» DATASET ENTRIES

---

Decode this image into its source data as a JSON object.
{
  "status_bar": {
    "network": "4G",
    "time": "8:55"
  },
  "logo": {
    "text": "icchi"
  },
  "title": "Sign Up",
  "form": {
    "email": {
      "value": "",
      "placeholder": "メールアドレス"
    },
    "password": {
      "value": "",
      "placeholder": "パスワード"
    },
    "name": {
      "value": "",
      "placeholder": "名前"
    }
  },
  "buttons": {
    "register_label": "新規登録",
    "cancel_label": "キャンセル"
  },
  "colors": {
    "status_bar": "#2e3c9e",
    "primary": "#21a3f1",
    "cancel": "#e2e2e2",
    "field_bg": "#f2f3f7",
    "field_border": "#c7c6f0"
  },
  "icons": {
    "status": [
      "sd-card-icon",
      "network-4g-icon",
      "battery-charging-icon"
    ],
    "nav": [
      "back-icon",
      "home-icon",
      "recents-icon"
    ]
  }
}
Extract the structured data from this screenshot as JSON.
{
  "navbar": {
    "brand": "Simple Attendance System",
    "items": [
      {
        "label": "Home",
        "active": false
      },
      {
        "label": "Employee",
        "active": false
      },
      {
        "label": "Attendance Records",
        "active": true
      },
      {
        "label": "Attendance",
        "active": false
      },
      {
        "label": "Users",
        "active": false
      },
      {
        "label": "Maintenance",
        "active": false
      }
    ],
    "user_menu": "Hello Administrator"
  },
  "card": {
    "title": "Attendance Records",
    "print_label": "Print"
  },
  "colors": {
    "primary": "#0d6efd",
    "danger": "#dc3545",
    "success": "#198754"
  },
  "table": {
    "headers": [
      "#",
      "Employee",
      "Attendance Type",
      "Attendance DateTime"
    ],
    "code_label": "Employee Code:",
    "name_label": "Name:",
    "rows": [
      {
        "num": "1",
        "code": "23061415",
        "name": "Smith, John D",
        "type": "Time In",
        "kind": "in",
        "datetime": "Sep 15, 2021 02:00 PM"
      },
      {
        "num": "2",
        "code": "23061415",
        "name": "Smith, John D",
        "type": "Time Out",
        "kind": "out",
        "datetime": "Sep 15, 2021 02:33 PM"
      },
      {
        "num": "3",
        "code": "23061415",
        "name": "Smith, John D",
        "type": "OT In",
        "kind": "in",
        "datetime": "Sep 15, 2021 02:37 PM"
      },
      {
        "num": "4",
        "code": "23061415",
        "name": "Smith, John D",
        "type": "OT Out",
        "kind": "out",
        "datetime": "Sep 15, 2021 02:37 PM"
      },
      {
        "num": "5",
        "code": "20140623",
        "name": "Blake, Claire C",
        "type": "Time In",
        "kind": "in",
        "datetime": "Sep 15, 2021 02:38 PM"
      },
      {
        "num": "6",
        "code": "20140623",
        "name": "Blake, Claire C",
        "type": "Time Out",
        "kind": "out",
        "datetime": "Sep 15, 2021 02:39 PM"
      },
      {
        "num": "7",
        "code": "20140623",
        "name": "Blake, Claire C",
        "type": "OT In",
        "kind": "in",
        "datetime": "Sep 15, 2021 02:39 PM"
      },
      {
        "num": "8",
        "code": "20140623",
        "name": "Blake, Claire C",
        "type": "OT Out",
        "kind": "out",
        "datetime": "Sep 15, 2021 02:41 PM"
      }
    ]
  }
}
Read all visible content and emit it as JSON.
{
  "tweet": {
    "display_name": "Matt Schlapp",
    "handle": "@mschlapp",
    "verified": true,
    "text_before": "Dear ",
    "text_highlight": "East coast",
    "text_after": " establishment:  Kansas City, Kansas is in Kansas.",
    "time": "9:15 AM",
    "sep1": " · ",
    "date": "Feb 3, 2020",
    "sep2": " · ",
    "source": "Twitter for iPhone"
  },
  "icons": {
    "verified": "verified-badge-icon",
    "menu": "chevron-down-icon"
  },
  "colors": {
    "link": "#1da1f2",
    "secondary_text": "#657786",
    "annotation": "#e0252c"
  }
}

---

» TASK TO COMPLETE
Copy every line of the listing containing the string "JSON".

» EXPECTED ANSWER
Decode this image into its source data as a JSON object.
Extract the structured data from this screenshot as JSON.
Read all visible content and emit it as JSON.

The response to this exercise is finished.